Exercise goal ▸
Check each line for the string "Coil", then give only how many lines have it.

══ Extracted entries

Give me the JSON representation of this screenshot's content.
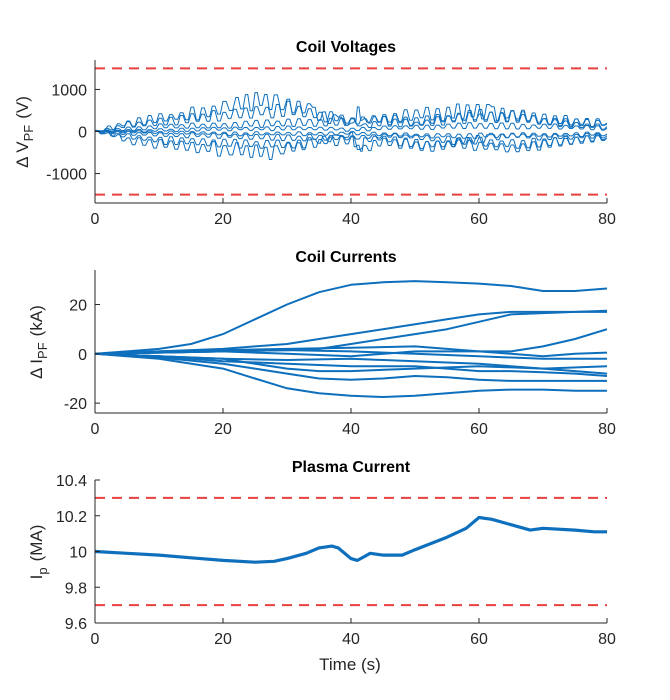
{
  "chart_data": [
    {
      "type": "line",
      "title": "Coil Voltages",
      "ylabel_prefix": "Δ V",
      "ylabel_sub": "PF",
      "ylabel_unit": "(V)",
      "xlim": [
        0,
        80
      ],
      "ylim": [
        -1700,
        1700
      ],
      "xticks": [
        0,
        20,
        40,
        60,
        80
      ],
      "yticks": [
        -1000,
        0,
        1000
      ],
      "ytick_labels": [
        "-1000",
        "0",
        "1000"
      ],
      "limits": [
        1500,
        -1500
      ],
      "limit_color": "#e8413f",
      "series_color": "#0e6fbd",
      "style": "many oscillating traces",
      "series": [
        {
          "x": [
            0,
            2,
            5,
            10,
            15,
            20,
            22,
            25,
            28,
            30,
            34,
            38,
            40,
            41,
            42,
            45,
            50,
            55,
            58,
            62,
            65,
            70,
            75,
            80
          ],
          "y": [
            0,
            -50,
            -200,
            -300,
            -380,
            -420,
            -450,
            -480,
            -470,
            -400,
            -250,
            -150,
            -60,
            -500,
            -200,
            -150,
            -350,
            -320,
            -200,
            -150,
            -80,
            -150,
            -120,
            -100
          ]
        },
        {
          "x": [
            0,
            2,
            5,
            10,
            15,
            20,
            22,
            25,
            28,
            30,
            34,
            38,
            40,
            41,
            42,
            45,
            50,
            55,
            58,
            62,
            65,
            70,
            75,
            80
          ],
          "y": [
            0,
            80,
            200,
            300,
            420,
            560,
            650,
            780,
            740,
            650,
            450,
            250,
            150,
            420,
            250,
            300,
            400,
            430,
            500,
            450,
            380,
            300,
            250,
            200
          ]
        },
        {
          "x": [
            0,
            5,
            10,
            15,
            20,
            25,
            30,
            35,
            40,
            42,
            45,
            50,
            55,
            60,
            65,
            70,
            75,
            80
          ],
          "y": [
            0,
            150,
            250,
            300,
            380,
            470,
            520,
            380,
            250,
            120,
            250,
            180,
            300,
            380,
            350,
            250,
            150,
            120
          ]
        },
        {
          "x": [
            0,
            5,
            10,
            15,
            20,
            25,
            30,
            35,
            40,
            42,
            45,
            50,
            55,
            60,
            65,
            70,
            75,
            80
          ],
          "y": [
            0,
            -120,
            -200,
            -250,
            -280,
            -300,
            -320,
            -250,
            -200,
            -400,
            -250,
            -300,
            -280,
            -320,
            -400,
            -300,
            -200,
            -150
          ]
        },
        {
          "x": [
            0,
            5,
            10,
            20,
            30,
            40,
            45,
            50,
            55,
            60,
            65,
            70,
            75,
            80
          ],
          "y": [
            0,
            60,
            120,
            150,
            200,
            250,
            300,
            260,
            300,
            350,
            400,
            250,
            200,
            180
          ]
        },
        {
          "x": [
            0,
            5,
            10,
            20,
            30,
            40,
            45,
            50,
            55,
            60,
            65,
            70,
            75,
            80
          ],
          "y": [
            0,
            -40,
            -80,
            -100,
            -150,
            -150,
            -100,
            -120,
            -200,
            -250,
            -300,
            -250,
            -200,
            -150
          ]
        },
        {
          "x": [
            0,
            10,
            20,
            30,
            40,
            50,
            60,
            70,
            80
          ],
          "y": [
            0,
            30,
            60,
            80,
            50,
            100,
            150,
            120,
            80
          ]
        },
        {
          "x": [
            0,
            10,
            20,
            30,
            40,
            50,
            60,
            70,
            80
          ],
          "y": [
            0,
            -20,
            -50,
            -60,
            -40,
            -90,
            -100,
            -80,
            -60
          ]
        }
      ]
    },
    {
      "type": "line",
      "title": "Coil Currents",
      "ylabel_prefix": "Δ I",
      "ylabel_sub": "PF",
      "ylabel_unit": "(kA)",
      "xlim": [
        0,
        80
      ],
      "ylim": [
        -24,
        34
      ],
      "xticks": [
        0,
        20,
        40,
        60,
        80
      ],
      "yticks": [
        -20,
        0,
        20
      ],
      "ytick_labels": [
        "-20",
        "0",
        "20"
      ],
      "series_color": "#0e6fbd",
      "series": [
        {
          "x": [
            0,
            10,
            15,
            20,
            25,
            30,
            35,
            40,
            45,
            50,
            55,
            60,
            65,
            70,
            75,
            80
          ],
          "y": [
            0,
            2,
            4,
            8,
            14,
            20,
            25,
            28,
            29,
            29.5,
            29,
            28.5,
            27.5,
            25.5,
            25.5,
            26.5
          ]
        },
        {
          "x": [
            0,
            10,
            20,
            25,
            30,
            35,
            40,
            45,
            50,
            55,
            60,
            65,
            70,
            75,
            80
          ],
          "y": [
            0,
            1,
            2,
            3,
            4,
            6,
            8,
            10,
            12,
            14,
            16,
            17,
            17,
            17,
            17
          ]
        },
        {
          "x": [
            0,
            10,
            20,
            30,
            35,
            40,
            45,
            50,
            55,
            60,
            65,
            70,
            75,
            80
          ],
          "y": [
            0,
            0.5,
            1,
            1.5,
            2,
            4,
            6,
            8,
            10,
            13,
            16,
            16.5,
            17,
            17.5
          ]
        },
        {
          "x": [
            0,
            10,
            20,
            30,
            40,
            50,
            55,
            60,
            65,
            70,
            75,
            80
          ],
          "y": [
            0,
            1,
            1.5,
            2,
            2.5,
            3,
            2,
            1,
            1,
            3,
            6,
            10
          ]
        },
        {
          "x": [
            0,
            10,
            20,
            30,
            40,
            50,
            60,
            65,
            70,
            75,
            80
          ],
          "y": [
            0,
            0.5,
            1,
            0,
            -1,
            1,
            1,
            0,
            -1,
            0,
            0.5
          ]
        },
        {
          "x": [
            0,
            10,
            20,
            30,
            40,
            50,
            60,
            65,
            70,
            75,
            80
          ],
          "y": [
            0,
            -1,
            -2,
            -2.5,
            -2,
            -3,
            -4,
            -5,
            -6,
            -7,
            -8
          ]
        },
        {
          "x": [
            0,
            10,
            20,
            30,
            40,
            50,
            55,
            60,
            65,
            70,
            75,
            80
          ],
          "y": [
            0,
            -1,
            -3,
            -4,
            -5,
            -5,
            -6,
            -7,
            -7,
            -7.5,
            -8,
            -9
          ]
        },
        {
          "x": [
            0,
            10,
            20,
            25,
            30,
            35,
            40,
            50,
            60,
            70,
            80
          ],
          "y": [
            0,
            -1,
            -2,
            -4,
            -6,
            -7,
            -7,
            -6,
            -5,
            -6,
            -5
          ]
        },
        {
          "x": [
            0,
            10,
            20,
            25,
            30,
            35,
            40,
            45,
            50,
            55,
            60,
            65,
            70,
            75,
            80
          ],
          "y": [
            0,
            -1.5,
            -4,
            -6,
            -8,
            -10,
            -10.5,
            -10,
            -9,
            -9.5,
            -10.5,
            -11,
            -11,
            -11,
            -11
          ]
        },
        {
          "x": [
            0,
            10,
            20,
            25,
            30,
            35,
            40,
            45,
            50,
            55,
            60,
            65,
            70,
            75,
            80
          ],
          "y": [
            0,
            -2,
            -6,
            -10,
            -14,
            -16,
            -17,
            -17.5,
            -17,
            -16,
            -15,
            -14.5,
            -14.5,
            -15,
            -15
          ]
        },
        {
          "x": [
            0,
            10,
            20,
            30,
            40,
            50,
            60,
            70,
            80
          ],
          "y": [
            0,
            0.5,
            1,
            1.5,
            1,
            0,
            -1,
            -2,
            -2
          ]
        }
      ]
    },
    {
      "type": "line",
      "title": "Plasma Current",
      "ylabel_prefix": "I",
      "ylabel_sub": "p",
      "ylabel_unit": "(MA)",
      "xlabel": "Time (s)",
      "xlim": [
        0,
        80
      ],
      "ylim": [
        9.6,
        10.4
      ],
      "xticks": [
        0,
        20,
        40,
        60,
        80
      ],
      "yticks": [
        9.6,
        9.8,
        10,
        10.2,
        10.4
      ],
      "ytick_labels": [
        "9.6",
        "9.8",
        "10",
        "10.2",
        "10.4"
      ],
      "limits": [
        10.3,
        9.7
      ],
      "limit_color": "#e8413f",
      "series_color": "#0e6fbd",
      "series": [
        {
          "x": [
            0,
            5,
            10,
            15,
            20,
            25,
            28,
            30,
            33,
            35,
            37,
            38,
            40,
            41,
            42,
            43,
            45,
            48,
            50,
            55,
            58,
            60,
            62,
            65,
            68,
            70,
            75,
            78,
            80
          ],
          "y": [
            10.0,
            9.99,
            9.98,
            9.965,
            9.95,
            9.94,
            9.945,
            9.96,
            9.99,
            10.02,
            10.03,
            10.02,
            9.96,
            9.95,
            9.97,
            9.99,
            9.98,
            9.98,
            10.01,
            10.08,
            10.13,
            10.19,
            10.18,
            10.15,
            10.12,
            10.13,
            10.12,
            10.11,
            10.11
          ]
        }
      ]
    }
  ]
}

════

Expected answer ▸
2